• [What you have to do]
Locate and copy each line in the data that contains the word "Total".

--- BEGIN Supplied material ---

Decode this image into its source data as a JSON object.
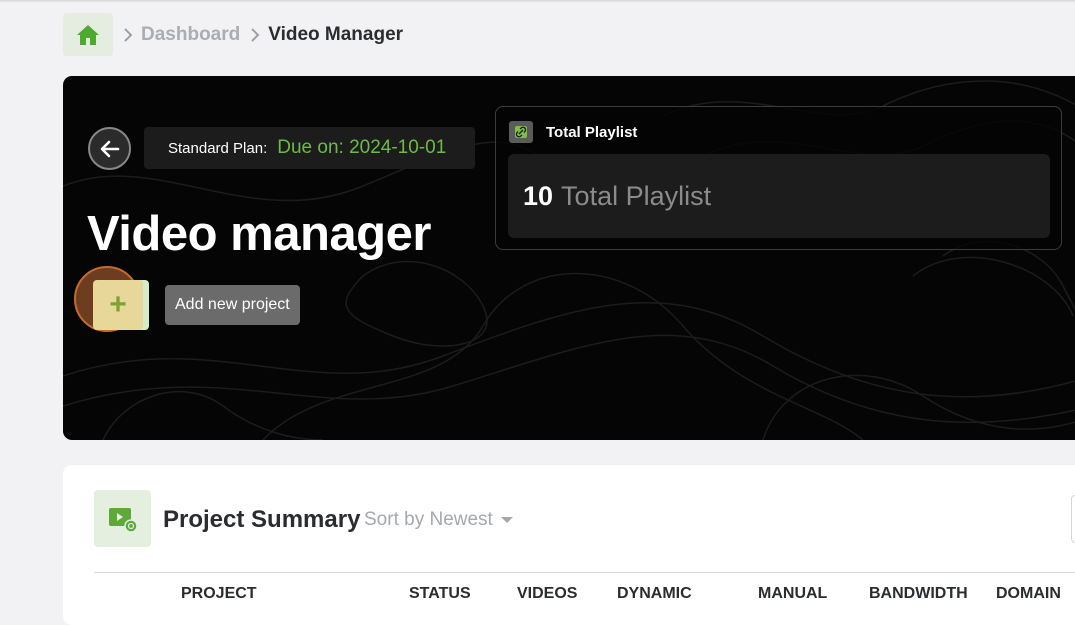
{
  "breadcrumb": {
    "home_icon": "home-icon",
    "items": [
      "Dashboard",
      "Video Manager"
    ]
  },
  "hero": {
    "plan_label": "Standard Plan:",
    "plan_due": "Due on: 2024-10-01",
    "title": "Video manager",
    "add_tooltip": "Add new project",
    "playlist": {
      "header": "Total Playlist",
      "count": "10",
      "count_label": "Total Playlist"
    }
  },
  "summary": {
    "title": "Project Summary",
    "sort_label": "Sort by Newest",
    "columns": [
      "PROJECT",
      "STATUS",
      "VIDEOS",
      "DYNAMIC",
      "MANUAL",
      "BANDWIDTH",
      "DOMAIN"
    ]
  },
  "colors": {
    "accent_green": "#6dbb45",
    "hero_bg": "#050505",
    "page_bg": "#f2f2f4"
  }
}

--- END Supplied material ---

• [Problem solution]
      "header": "Total Playlist",
      "count_label": "Total Playlist"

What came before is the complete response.